■ **BRIEF**:
Reproduce the material in full, unchanged.

Entries from a dataset
++++++++++++++++++++
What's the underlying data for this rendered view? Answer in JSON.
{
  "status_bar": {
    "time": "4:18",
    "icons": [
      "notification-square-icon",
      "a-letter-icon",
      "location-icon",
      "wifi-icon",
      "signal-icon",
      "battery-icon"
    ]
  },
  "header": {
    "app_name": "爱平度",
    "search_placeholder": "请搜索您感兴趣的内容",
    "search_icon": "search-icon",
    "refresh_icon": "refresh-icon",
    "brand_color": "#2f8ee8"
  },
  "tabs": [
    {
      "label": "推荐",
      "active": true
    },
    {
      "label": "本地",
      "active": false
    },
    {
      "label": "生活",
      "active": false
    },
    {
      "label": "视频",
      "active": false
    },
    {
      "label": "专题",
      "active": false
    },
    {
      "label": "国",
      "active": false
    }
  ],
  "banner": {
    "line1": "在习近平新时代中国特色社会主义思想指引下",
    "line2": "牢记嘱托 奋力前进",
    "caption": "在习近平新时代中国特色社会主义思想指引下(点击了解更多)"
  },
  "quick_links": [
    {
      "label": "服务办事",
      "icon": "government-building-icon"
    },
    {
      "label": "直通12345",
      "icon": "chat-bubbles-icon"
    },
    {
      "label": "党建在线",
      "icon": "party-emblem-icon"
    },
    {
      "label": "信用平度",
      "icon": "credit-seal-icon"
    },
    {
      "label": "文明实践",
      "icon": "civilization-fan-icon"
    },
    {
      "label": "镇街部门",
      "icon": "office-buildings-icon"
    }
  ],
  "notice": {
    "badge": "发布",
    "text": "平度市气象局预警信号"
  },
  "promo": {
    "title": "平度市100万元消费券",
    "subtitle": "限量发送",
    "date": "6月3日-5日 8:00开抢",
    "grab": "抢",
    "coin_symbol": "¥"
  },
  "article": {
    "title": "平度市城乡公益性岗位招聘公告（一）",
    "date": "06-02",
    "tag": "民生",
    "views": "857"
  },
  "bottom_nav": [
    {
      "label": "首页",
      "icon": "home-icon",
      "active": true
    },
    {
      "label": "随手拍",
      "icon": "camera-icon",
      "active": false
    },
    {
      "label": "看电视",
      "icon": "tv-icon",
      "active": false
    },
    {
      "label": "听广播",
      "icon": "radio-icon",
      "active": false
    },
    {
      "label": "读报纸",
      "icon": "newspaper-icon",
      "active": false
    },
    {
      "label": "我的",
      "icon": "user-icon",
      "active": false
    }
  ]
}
++++++++++++++++++++
■ **TASK RESULT**:
What's the underlying data for this rendered view? Answer in JSON.
{
  "status_bar": {
    "time": "4:18",
    "icons": [
      "notification-square-icon",
      "a-letter-icon",
      "location-icon",
      "wifi-icon",
      "signal-icon",
      "battery-icon"
    ]
  },
  "header": {
    "app_name": "爱平度",
    "search_placeholder": "请搜索您感兴趣的内容",
    "search_icon": "search-icon",
    "refresh_icon": "refresh-icon",
    "brand_color": "#2f8ee8"
  },
  "tabs": [
    {
      "label": "推荐",
      "active": true
    },
    {
      "label": "本地",
      "active": false
    },
    {
      "label": "生活",
      "active": false
    },
    {
      "label": "视频",
      "active": false
    },
    {
      "label": "专题",
      "active": false
    },
    {
      "label": "国",
      "active": false
    }
  ],
  "banner": {
    "line1": "在习近平新时代中国特色社会主义思想指引下",
    "line2": "牢记嘱托 奋力前进",
    "caption": "在习近平新时代中国特色社会主义思想指引下(点击了解更多)"
  },
  "quick_links": [
    {
      "label": "服务办事",
      "icon": "government-building-icon"
    },
    {
      "label": "直通12345",
      "icon": "chat-bubbles-icon"
    },
    {
      "label": "党建在线",
      "icon": "party-emblem-icon"
    },
    {
      "label": "信用平度",
      "icon": "credit-seal-icon"
    },
    {
      "label": "文明实践",
      "icon": "civilization-fan-icon"
    },
    {
      "label": "镇街部门",
      "icon": "office-buildings-icon"
    }
  ],
  "notice": {
    "badge": "发布",
    "text": "平度市气象局预警信号"
  },
  "promo": {
    "title": "平度市100万元消费券",
    "subtitle": "限量发送",
    "date": "6月3日-5日 8:00开抢",
    "grab": "抢",
    "coin_symbol": "¥"
  },
  "article": {
    "title": "平度市城乡公益性岗位招聘公告（一）",
    "date": "06-02",
    "tag": "民生",
    "views": "857"
  },
  "bottom_nav": [
    {
      "label": "首页",
      "icon": "home-icon",
      "active": true
    },
    {
      "label": "随手拍",
      "icon": "camera-icon",
      "active": false
    },
    {
      "label": "看电视",
      "icon": "tv-icon",
      "active": false
    },
    {
      "label": "听广播",
      "icon": "radio-icon",
      "active": false
    },
    {
      "label": "读报纸",
      "icon": "newspaper-icon",
      "active": false
    },
    {
      "label": "我的",
      "icon": "user-icon",
      "active": false
    }
  ]
}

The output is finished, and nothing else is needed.